» DIRECTIVE
The listing below is to be output in its exact form.
begin ROWS
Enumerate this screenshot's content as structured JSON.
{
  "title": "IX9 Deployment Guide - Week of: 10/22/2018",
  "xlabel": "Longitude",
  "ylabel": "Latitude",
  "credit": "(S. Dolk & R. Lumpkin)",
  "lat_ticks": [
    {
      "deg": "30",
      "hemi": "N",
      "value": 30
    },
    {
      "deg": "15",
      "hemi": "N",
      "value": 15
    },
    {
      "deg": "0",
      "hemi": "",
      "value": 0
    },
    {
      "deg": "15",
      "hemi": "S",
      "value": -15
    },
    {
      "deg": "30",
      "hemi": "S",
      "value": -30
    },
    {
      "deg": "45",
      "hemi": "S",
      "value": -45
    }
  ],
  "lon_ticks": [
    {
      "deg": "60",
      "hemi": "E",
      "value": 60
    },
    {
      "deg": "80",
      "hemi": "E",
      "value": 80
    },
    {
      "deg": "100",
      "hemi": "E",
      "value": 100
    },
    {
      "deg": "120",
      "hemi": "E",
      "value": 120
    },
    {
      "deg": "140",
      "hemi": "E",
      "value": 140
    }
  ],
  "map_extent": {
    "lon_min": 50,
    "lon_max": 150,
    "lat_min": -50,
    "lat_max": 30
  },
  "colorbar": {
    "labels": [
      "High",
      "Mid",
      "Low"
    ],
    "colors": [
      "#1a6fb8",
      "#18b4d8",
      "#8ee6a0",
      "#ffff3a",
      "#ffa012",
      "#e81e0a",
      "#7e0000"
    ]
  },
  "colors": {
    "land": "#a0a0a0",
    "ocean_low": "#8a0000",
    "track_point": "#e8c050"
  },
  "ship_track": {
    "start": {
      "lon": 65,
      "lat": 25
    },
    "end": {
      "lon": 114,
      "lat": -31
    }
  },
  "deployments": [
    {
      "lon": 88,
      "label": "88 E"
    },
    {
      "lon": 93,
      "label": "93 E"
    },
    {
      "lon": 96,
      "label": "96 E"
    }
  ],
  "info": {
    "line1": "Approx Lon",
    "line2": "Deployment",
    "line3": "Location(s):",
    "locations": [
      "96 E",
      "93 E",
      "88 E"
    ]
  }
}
end ROWS
» WRITTEN SOLUTION
Enumerate this screenshot's content as structured JSON.
{
  "title": "IX9 Deployment Guide - Week of: 10/22/2018",
  "xlabel": "Longitude",
  "ylabel": "Latitude",
  "credit": "(S. Dolk & R. Lumpkin)",
  "lat_ticks": [
    {
      "deg": "30",
      "hemi": "N",
      "value": 30
    },
    {
      "deg": "15",
      "hemi": "N",
      "value": 15
    },
    {
      "deg": "0",
      "hemi": "",
      "value": 0
    },
    {
      "deg": "15",
      "hemi": "S",
      "value": -15
    },
    {
      "deg": "30",
      "hemi": "S",
      "value": -30
    },
    {
      "deg": "45",
      "hemi": "S",
      "value": -45
    }
  ],
  "lon_ticks": [
    {
      "deg": "60",
      "hemi": "E",
      "value": 60
    },
    {
      "deg": "80",
      "hemi": "E",
      "value": 80
    },
    {
      "deg": "100",
      "hemi": "E",
      "value": 100
    },
    {
      "deg": "120",
      "hemi": "E",
      "value": 120
    },
    {
      "deg": "140",
      "hemi": "E",
      "value": 140
    }
  ],
  "map_extent": {
    "lon_min": 50,
    "lon_max": 150,
    "lat_min": -50,
    "lat_max": 30
  },
  "colorbar": {
    "labels": [
      "High",
      "Mid",
      "Low"
    ],
    "colors": [
      "#1a6fb8",
      "#18b4d8",
      "#8ee6a0",
      "#ffff3a",
      "#ffa012",
      "#e81e0a",
      "#7e0000"
    ]
  },
  "colors": {
    "land": "#a0a0a0",
    "ocean_low": "#8a0000",
    "track_point": "#e8c050"
  },
  "ship_track": {
    "start": {
      "lon": 65,
      "lat": 25
    },
    "end": {
      "lon": 114,
      "lat": -31
    }
  },
  "deployments": [
    {
      "lon": 88,
      "label": "88 E"
    },
    {
      "lon": 93,
      "label": "93 E"
    },
    {
      "lon": 96,
      "label": "96 E"
    }
  ],
  "info": {
    "line1": "Approx Lon",
    "line2": "Deployment",
    "line3": "Location(s):",
    "locations": [
      "96 E",
      "93 E",
      "88 E"
    ]
  }
}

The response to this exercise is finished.